Transcribe the material in full, exactly as written.

Start of Source records

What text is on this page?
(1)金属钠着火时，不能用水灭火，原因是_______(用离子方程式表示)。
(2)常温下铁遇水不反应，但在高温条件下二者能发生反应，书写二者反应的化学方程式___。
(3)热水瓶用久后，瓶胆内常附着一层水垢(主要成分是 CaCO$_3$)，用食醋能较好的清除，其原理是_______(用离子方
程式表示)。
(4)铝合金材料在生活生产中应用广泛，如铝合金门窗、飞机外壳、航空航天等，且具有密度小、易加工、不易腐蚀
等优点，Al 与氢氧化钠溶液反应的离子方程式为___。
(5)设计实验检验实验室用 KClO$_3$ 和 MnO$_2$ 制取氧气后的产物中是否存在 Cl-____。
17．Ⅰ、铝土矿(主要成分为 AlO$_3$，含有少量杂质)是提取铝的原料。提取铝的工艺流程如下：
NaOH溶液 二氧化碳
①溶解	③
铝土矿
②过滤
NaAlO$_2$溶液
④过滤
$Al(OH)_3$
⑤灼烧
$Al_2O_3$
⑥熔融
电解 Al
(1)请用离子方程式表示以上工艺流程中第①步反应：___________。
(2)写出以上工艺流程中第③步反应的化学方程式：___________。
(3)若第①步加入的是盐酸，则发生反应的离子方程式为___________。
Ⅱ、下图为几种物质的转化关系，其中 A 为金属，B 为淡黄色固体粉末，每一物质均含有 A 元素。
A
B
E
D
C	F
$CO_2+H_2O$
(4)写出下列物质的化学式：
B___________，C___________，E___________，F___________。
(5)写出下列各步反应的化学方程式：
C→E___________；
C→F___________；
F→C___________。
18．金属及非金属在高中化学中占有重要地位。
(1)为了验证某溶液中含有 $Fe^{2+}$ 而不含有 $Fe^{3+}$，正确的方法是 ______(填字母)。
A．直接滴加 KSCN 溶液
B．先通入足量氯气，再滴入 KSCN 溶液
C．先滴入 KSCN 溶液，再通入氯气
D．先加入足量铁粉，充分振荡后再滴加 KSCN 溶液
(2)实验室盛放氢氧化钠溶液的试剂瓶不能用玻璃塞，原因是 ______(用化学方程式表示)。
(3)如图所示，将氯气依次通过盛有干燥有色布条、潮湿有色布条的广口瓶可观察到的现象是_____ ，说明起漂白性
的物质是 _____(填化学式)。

End of Source records

## Expected answer
What text is on this page?
(1)金属钠着火时，不能用水灭火，原因是_______(用离子方程式表示)。
(2)常温下铁遇水不反应，但在高温条件下二者能发生反应，书写二者反应的化学方程式___。
(3)热水瓶用久后，瓶胆内常附着一层水垢(主要成分是 CaCO$_3$)，用食醋能较好的清除，其原理是_______(用离子方
程式表示)。
(4)铝合金材料在生活生产中应用广泛，如铝合金门窗、飞机外壳、航空航天等，且具有密度小、易加工、不易腐蚀
等优点，Al 与氢氧化钠溶液反应的离子方程式为___。
(5)设计实验检验实验室用 KClO$_3$ 和 MnO$_2$ 制取氧气后的产物中是否存在 Cl-____。
17．Ⅰ、铝土矿(主要成分为 AlO$_3$，含有少量杂质)是提取铝的原料。提取铝的工艺流程如下：
NaOH溶液 二氧化碳
①溶解	③
铝土矿
②过滤
NaAlO$_2$溶液
④过滤
$Al(OH)_3$
⑤灼烧
$Al_2O_3$
⑥熔融
电解 Al
(1)请用离子方程式表示以上工艺流程中第①步反应：___________。
(2)写出以上工艺流程中第③步反应的化学方程式：___________。
(3)若第①步加入的是盐酸，则发生反应的离子方程式为___________。
Ⅱ、下图为几种物质的转化关系，其中 A 为金属，B 为淡黄色固体粉末，每一物质均含有 A 元素。
A
B
E
D
C	F
$CO_2+H_2O$
(4)写出下列物质的化学式：
B___________，C___________，E___________，F___________。
(5)写出下列各步反应的化学方程式：
C→E___________；
C→F___________；
F→C___________。
18．金属及非金属在高中化学中占有重要地位。
(1)为了验证某溶液中含有 $Fe^{2+}$ 而不含有 $Fe^{3+}$，正确的方法是 ______(填字母)。
A．直接滴加 KSCN 溶液
B．先通入足量氯气，再滴入 KSCN 溶液
C．先滴入 KSCN 溶液，再通入氯气
D．先加入足量铁粉，充分振荡后再滴加 KSCN 溶液
(2)实验室盛放氢氧化钠溶液的试剂瓶不能用玻璃塞，原因是 ______(用化学方程式表示)。
(3)如图所示，将氯气依次通过盛有干燥有色布条、潮湿有色布条的广口瓶可观察到的现象是_____ ，说明起漂白性
的物质是 _____(填化学式)。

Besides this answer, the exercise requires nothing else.